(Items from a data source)

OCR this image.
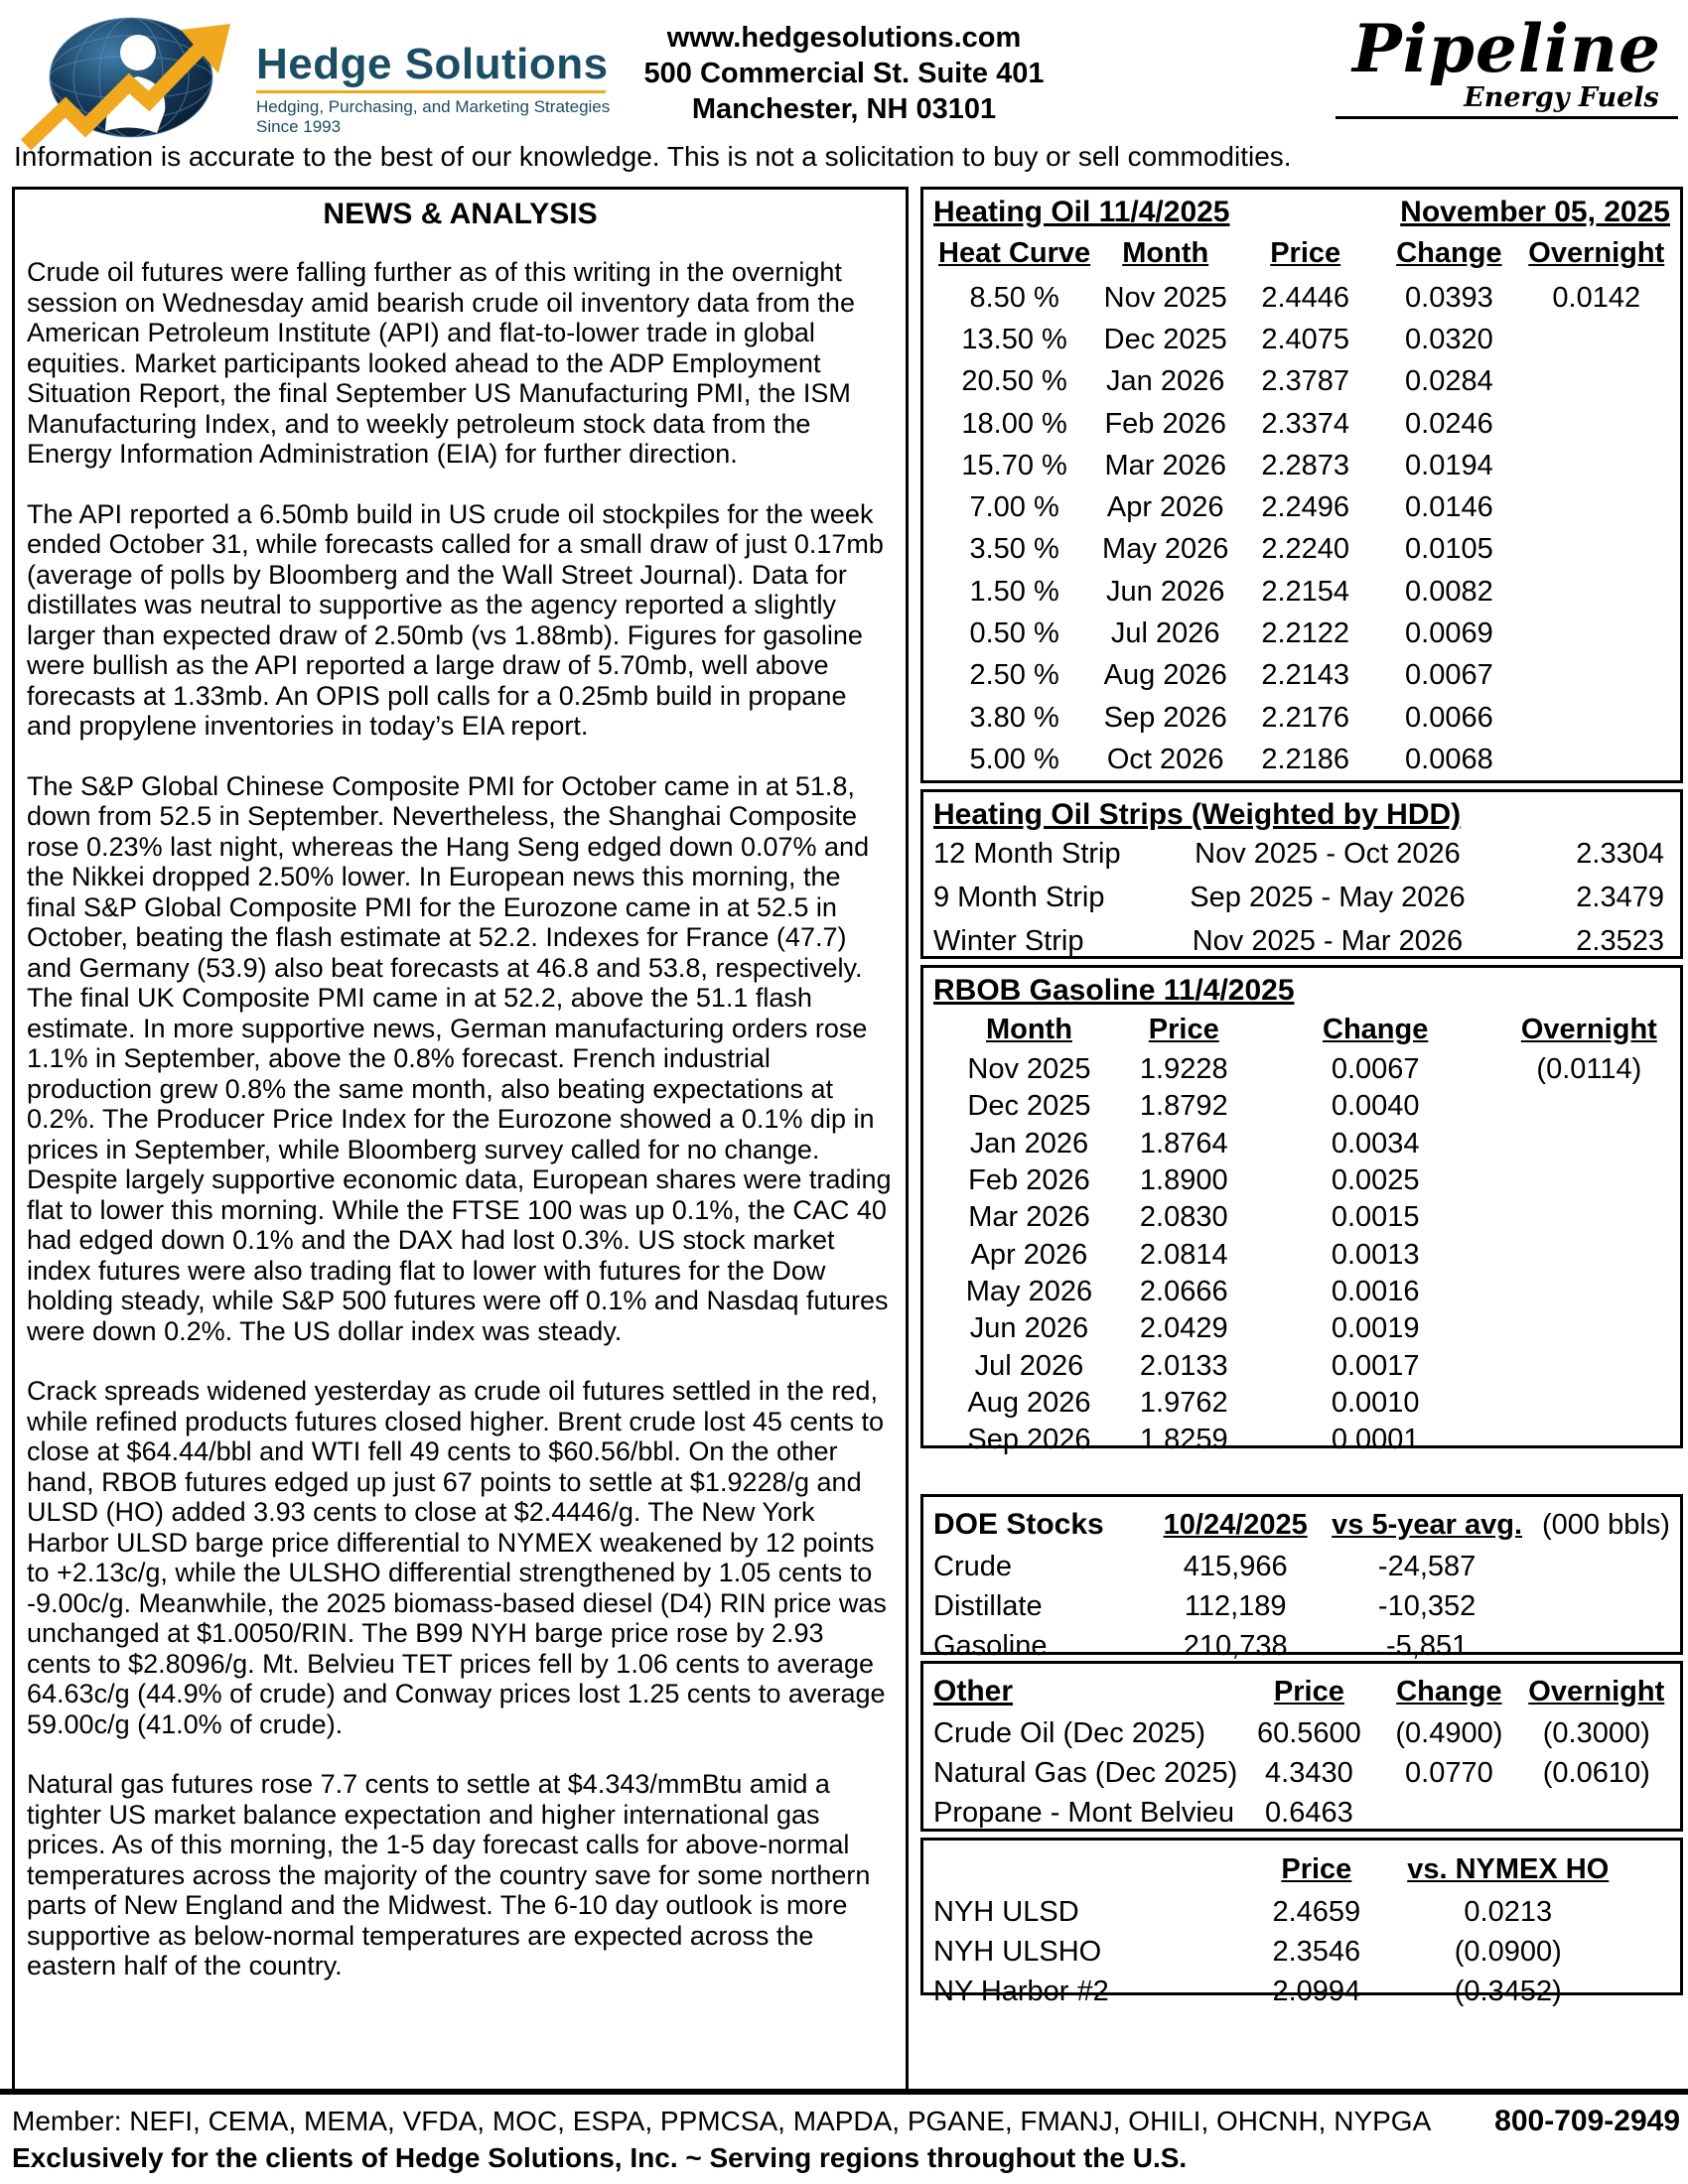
Hedge Solutions
Hedging, Purchasing, and Marketing Strategies Since 1993
www.hedgesolutions.com
500 Commercial St. Suite 401
Manchester, NH 03101
Pipeline
Energy Fuels
Information is accurate to the best of our knowledge. This is not a solicitation to buy or sell commodities.
NEWS & ANALYSIS
Crude oil futures were falling further as of this writing in the overnight session on Wednesday amid bearish crude oil inventory data from the American Petroleum Institute (API) and flat-to-lower trade in global equities. Market participants looked ahead to the ADP Employment Situation Report, the final September US Manufacturing PMI, the ISM Manufacturing Index, and to weekly petroleum stock data from the Energy Information Administration (EIA) for further direction.
The API reported a 6.50mb build in US crude oil stockpiles for the week ended October 31, while forecasts called for a small draw of just 0.17mb (average of polls by Bloomberg and the Wall Street Journal). Data for distillates was neutral to supportive as the agency reported a slightly larger than expected draw of 2.50mb (vs 1.88mb). Figures for gasoline were bullish as the API reported a large draw of 5.70mb, well above forecasts at 1.33mb. An OPIS poll calls for a 0.25mb build in propane and propylene inventories in today’s EIA report.
The S&P Global Chinese Composite PMI for October came in at 51.8, down from 52.5 in September. Nevertheless, the Shanghai Composite rose 0.23% last night, whereas the Hang Seng edged down 0.07% and the Nikkei dropped 2.50% lower. In European news this morning, the final S&P Global Composite PMI for the Eurozone came in at 52.5 in October, beating the flash estimate at 52.2. Indexes for France (47.7) and Germany (53.9) also beat forecasts at 46.8 and 53.8, respectively. The final UK Composite PMI came in at 52.2, above the 51.1 flash estimate. In more supportive news, German manufacturing orders rose 1.1% in September, above the 0.8% forecast. French industrial production grew 0.8% the same month, also beating expectations at 0.2%. The Producer Price Index for the Eurozone showed a 0.1% dip in prices in September, while Bloomberg survey called for no change. Despite largely supportive economic data, European shares were trading flat to lower this morning. While the FTSE 100 was up 0.1%, the CAC 40 had edged down 0.1% and the DAX had lost 0.3%. US stock market index futures were also trading flat to lower with futures for the Dow holding steady, while S&P 500 futures were off 0.1% and Nasdaq futures were down 0.2%. The US dollar index was steady.
Crack spreads widened yesterday as crude oil futures settled in the red, while refined products futures closed higher. Brent crude lost 45 cents to close at $64.44/bbl and WTI fell 49 cents to $60.56/bbl. On the other hand, RBOB futures edged up just 67 points to settle at $1.9228/g and ULSD (HO) added 3.93 cents to close at $2.4446/g. The New York Harbor ULSD barge price differential to NYMEX weakened by 12 points to +2.13c/g, while the ULSHO differential strengthened by 1.05 cents to -9.00c/g. Meanwhile, the 2025 biomass-based diesel (D4) RIN price was unchanged at $1.0050/RIN. The B99 NYH barge price rose by 2.93 cents to $2.8096/g. Mt. Belvieu TET prices fell by 1.06 cents to average 64.63c/g (44.9% of crude) and Conway prices lost 1.25 cents to average 59.00c/g (41.0% of crude).
Natural gas futures rose 7.7 cents to settle at $4.343/mmBtu amid a tighter US market balance expectation and higher international gas prices. As of this morning, the 1-5 day forecast calls for above-normal temperatures across the majority of the country save for some northern parts of New England and the Midwest. The 6-10 day outlook is more supportive as below-normal temperatures are expected across the eastern half of the country.
Heating Oil 11/4/2025	November 05, 2025
Heat Curve	Month	Price	Change Overnight
8.50 %	Nov 2025	2.4446	0.0393	0.0142
13.50 %	Dec 2025	2.4075	0.0320
20.50 %	Jan 2026	2.3787	0.0284
18.00 %	Feb 2026	2.3374	0.0246
15.70 %	Mar 2026	2.2873	0.0194
7.00 %	Apr 2026	2.2496	0.0146
3.50 %	May 2026	2.2240	0.0105
1.50 %	Jun 2026	2.2154	0.0082
0.50 %	Jul 2026	2.2122	0.0069
2.50 %	Aug 2026	2.2143	0.0067
3.80 %	Sep 2026	2.2176	0.0066
5.00 %	Oct 2026	2.2186	0.0068
Heating Oil Strips (Weighted by HDD)
12 Month Strip	Nov 2025 - Oct 2026	2.3304
9 Month Strip	Sep 2025 - May 2026	2.3479
Winter Strip	Nov 2025 - Mar 2026	2.3523
RBOB Gasoline 11/4/2025
Month	Price	Change	Overnight
Nov 2025	1.9228	0.0067	(0.0114)
Dec 2025	1.8792	0.0040
Jan 2026	1.8764	0.0034
Feb 2026	1.8900	0.0025
Mar 2026	2.0830	0.0015
Apr 2026	2.0814	0.0013
May 2026	2.0666	0.0016
Jun 2026	2.0429	0.0019
Jul 2026	2.0133	0.0017
Aug 2026	1.9762	0.0010
Sep 2026	1.8259	0.0001
DOE Stocks	10/24/2025 vs 5-year avg. (000 bbls)
Crude	415,966	-24,587
Distillate	112,189	-10,352
Gasoline	210,738	-5,851
Other	Price	Change Overnight
Crude Oil (Dec 2025)	60.5600	(0.4900)	(0.3000)
Natural Gas (Dec 2025) 4.3430	0.0770	(0.0610)
Propane - Mont Belvieu	0.6463
Price	vs. NYMEX HO
NYH ULSD	2.4659	0.0213
NYH ULSHO	2.3546	(0.0900)
NY Harbor #2	2.0994	(0.3452)
Member: NEFI, CEMA, MEMA, VFDA, MOC, ESPA, PPMCSA, MAPDA, PGANE, FMANJ, OHILI, OHCNH, NYPGA 800-709-2949
Exclusively for the clients of Hedge Solutions, Inc. ~ Serving regions throughout the U.S.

▸ WHAT THE EXERCISE ASKS: Leave out the pictures and reproduce the rest of the listing exactly.

▸ COMPLETED TASK:
OCR this image.
Hedge Solutions
Hedging, Purchasing, and Marketing Strategies Since 1993
www.hedgesolutions.com
500 Commercial St. Suite 401
Manchester, NH 03101
Pipeline
Energy Fuels
Information is accurate to the best of our knowledge. This is not a solicitation to buy or sell commodities.
NEWS & ANALYSIS
Crude oil futures were falling further as of this writing in the overnight session on Wednesday amid bearish crude oil inventory data from the American Petroleum Institute (API) and flat-to-lower trade in global equities. Market participants looked ahead to the ADP Employment Situation Report, the final September US Manufacturing PMI, the ISM Manufacturing Index, and to weekly petroleum stock data from the Energy Information Administration (EIA) for further direction.
The API reported a 6.50mb build in US crude oil stockpiles for the week ended October 31, while forecasts called for a small draw of just 0.17mb (average of polls by Bloomberg and the Wall Street Journal). Data for distillates was neutral to supportive as the agency reported a slightly larger than expected draw of 2.50mb (vs 1.88mb). Figures for gasoline were bullish as the API reported a large draw of 5.70mb, well above forecasts at 1.33mb. An OPIS poll calls for a 0.25mb build in propane and propylene inventories in today’s EIA report.
The S&P Global Chinese Composite PMI for October came in at 51.8, down from 52.5 in September. Nevertheless, the Shanghai Composite rose 0.23% last night, whereas the Hang Seng edged down 0.07% and the Nikkei dropped 2.50% lower. In European news this morning, the final S&P Global Composite PMI for the Eurozone came in at 52.5 in October, beating the flash estimate at 52.2. Indexes for France (47.7) and Germany (53.9) also beat forecasts at 46.8 and 53.8, respectively. The final UK Composite PMI came in at 52.2, above the 51.1 flash estimate. In more supportive news, German manufacturing orders rose 1.1% in September, above the 0.8% forecast. French industrial production grew 0.8% the same month, also beating expectations at 0.2%. The Producer Price Index for the Eurozone showed a 0.1% dip in prices in September, while Bloomberg survey called for no change. Despite largely supportive economic data, European shares were trading flat to lower this morning. While the FTSE 100 was up 0.1%, the CAC 40 had edged down 0.1% and the DAX had lost 0.3%. US stock market index futures were also trading flat to lower with futures for the Dow holding steady, while S&P 500 futures were off 0.1% and Nasdaq futures were down 0.2%. The US dollar index was steady.
Crack spreads widened yesterday as crude oil futures settled in the red, while refined products futures closed higher. Brent crude lost 45 cents to close at $64.44/bbl and WTI fell 49 cents to $60.56/bbl. On the other hand, RBOB futures edged up just 67 points to settle at $1.9228/g and ULSD (HO) added 3.93 cents to close at $2.4446/g. The New York Harbor ULSD barge price differential to NYMEX weakened by 12 points to +2.13c/g, while the ULSHO differential strengthened by 1.05 cents to -9.00c/g. Meanwhile, the 2025 biomass-based diesel (D4) RIN price was unchanged at $1.0050/RIN. The B99 NYH barge price rose by 2.93 cents to $2.8096/g. Mt. Belvieu TET prices fell by 1.06 cents to average 64.63c/g (44.9% of crude) and Conway prices lost 1.25 cents to average 59.00c/g (41.0% of crude).
Natural gas futures rose 7.7 cents to settle at $4.343/mmBtu amid a tighter US market balance expectation and higher international gas prices. As of this morning, the 1-5 day forecast calls for above-normal temperatures across the majority of the country save for some northern parts of New England and the Midwest. The 6-10 day outlook is more supportive as below-normal temperatures are expected across the eastern half of the country.
Heating Oil 11/4/2025	November 05, 2025
Heat Curve	Month	Price	Change Overnight
8.50 %	Nov 2025	2.4446	0.0393	0.0142
13.50 %	Dec 2025	2.4075	0.0320
20.50 %	Jan 2026	2.3787	0.0284
18.00 %	Feb 2026	2.3374	0.0246
15.70 %	Mar 2026	2.2873	0.0194
7.00 %	Apr 2026	2.2496	0.0146
3.50 %	May 2026	2.2240	0.0105
1.50 %	Jun 2026	2.2154	0.0082
0.50 %	Jul 2026	2.2122	0.0069
2.50 %	Aug 2026	2.2143	0.0067
3.80 %	Sep 2026	2.2176	0.0066
5.00 %	Oct 2026	2.2186	0.0068
Heating Oil Strips (Weighted by HDD)
12 Month Strip	Nov 2025 - Oct 2026	2.3304
9 Month Strip	Sep 2025 - May 2026	2.3479
Winter Strip	Nov 2025 - Mar 2026	2.3523
RBOB Gasoline 11/4/2025
Month	Price	Change	Overnight
Nov 2025	1.9228	0.0067	(0.0114)
Dec 2025	1.8792	0.0040
Jan 2026	1.8764	0.0034
Feb 2026	1.8900	0.0025
Mar 2026	2.0830	0.0015
Apr 2026	2.0814	0.0013
May 2026	2.0666	0.0016
Jun 2026	2.0429	0.0019
Jul 2026	2.0133	0.0017
Aug 2026	1.9762	0.0010
Sep 2026	1.8259	0.0001
DOE Stocks	10/24/2025 vs 5-year avg. (000 bbls)
Crude	415,966	-24,587
Distillate	112,189	-10,352
Gasoline	210,738	-5,851
Other	Price	Change Overnight
Crude Oil (Dec 2025)	60.5600	(0.4900)	(0.3000)
Natural Gas (Dec 2025) 4.3430	0.0770	(0.0610)
Propane - Mont Belvieu	0.6463
Price	vs. NYMEX HO
NYH ULSD	2.4659	0.0213
NYH ULSHO	2.3546	(0.0900)
NY Harbor #2	2.0994	(0.3452)
Member: NEFI, CEMA, MEMA, VFDA, MOC, ESPA, PPMCSA, MAPDA, PGANE, FMANJ, OHILI, OHCNH, NYPGA 800-709-2949
Exclusively for the clients of Hedge Solutions, Inc. ~ Serving regions throughout the U.S.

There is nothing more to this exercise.